**EXERCISE DESCRIPTION:** Here are some records; quote them exactly, leaving out the pictures.

┌──

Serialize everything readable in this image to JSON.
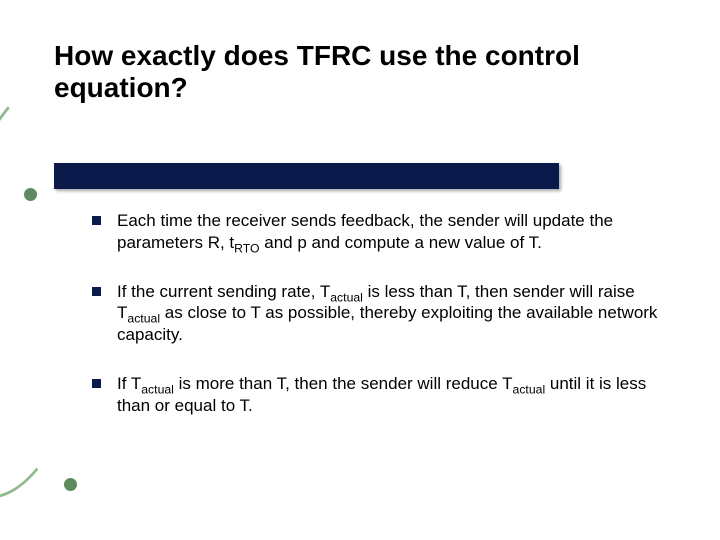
{
  "slide": {
    "title": "How exactly does TFRC use the control equation?",
    "title_color": "#000000",
    "title_fontsize": 28,
    "underline_color": "#0a1a4a",
    "underline_width": 505,
    "underline_height": 26,
    "bullets": [
      {
        "text_html": "Each time the receiver sends feedback, the sender will update the parameters R, t<sub>RTO</sub> and p and compute a new value of T."
      },
      {
        "text_html": "If the current sending rate, T<sub>actual</sub> is less than T, then sender will raise T<sub>actual</sub> as close to T as possible, thereby exploiting the available network capacity."
      },
      {
        "text_html": "If T<sub>actual</sub> is more than T, then the sender will reduce T<sub>actual</sub> until it is less than or equal to T."
      }
    ],
    "bullet_marker_color": "#0a1a4a",
    "bullet_fontsize": 17,
    "body_text_color": "#000000",
    "background_color": "#ffffff",
    "swoosh_color": "#8fb98f",
    "swoosh_dot_color": "#5e8a5e"
  }
}
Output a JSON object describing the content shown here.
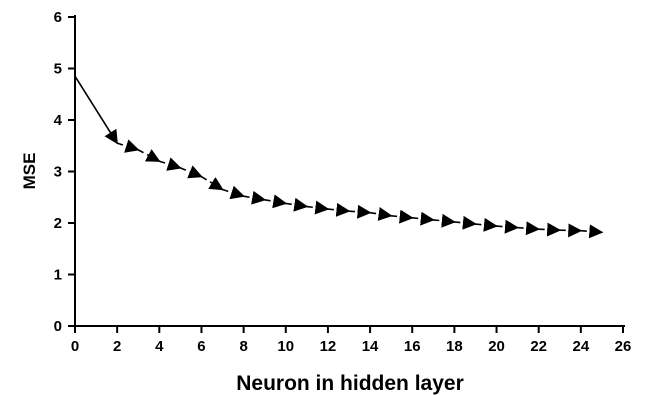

└──

**FINAL ANSWER:**
Serialize everything readable in this image to JSON.
{
  "slide": {
    "title": "How exactly does TFRC use the control equation?",
    "title_color": "#000000",
    "title_fontsize": 28,
    "underline_color": "#0a1a4a",
    "underline_width": 505,
    "underline_height": 26,
    "bullets": [
      {
        "text_html": "Each time the receiver sends feedback, the sender will update the parameters R, t<sub>RTO</sub> and p and compute a new value of T."
      },
      {
        "text_html": "If the current sending rate, T<sub>actual</sub> is less than T, then sender will raise T<sub>actual</sub> as close to T as possible, thereby exploiting the available network capacity."
      },
      {
        "text_html": "If T<sub>actual</sub> is more than T, then the sender will reduce T<sub>actual</sub> until it is less than or equal to T."
      }
    ],
    "bullet_marker_color": "#0a1a4a",
    "bullet_fontsize": 17,
    "body_text_color": "#000000",
    "background_color": "#ffffff",
    "swoosh_color": "#8fb98f",
    "swoosh_dot_color": "#5e8a5e"
  }
}
Output a JSON object describing the content shown here.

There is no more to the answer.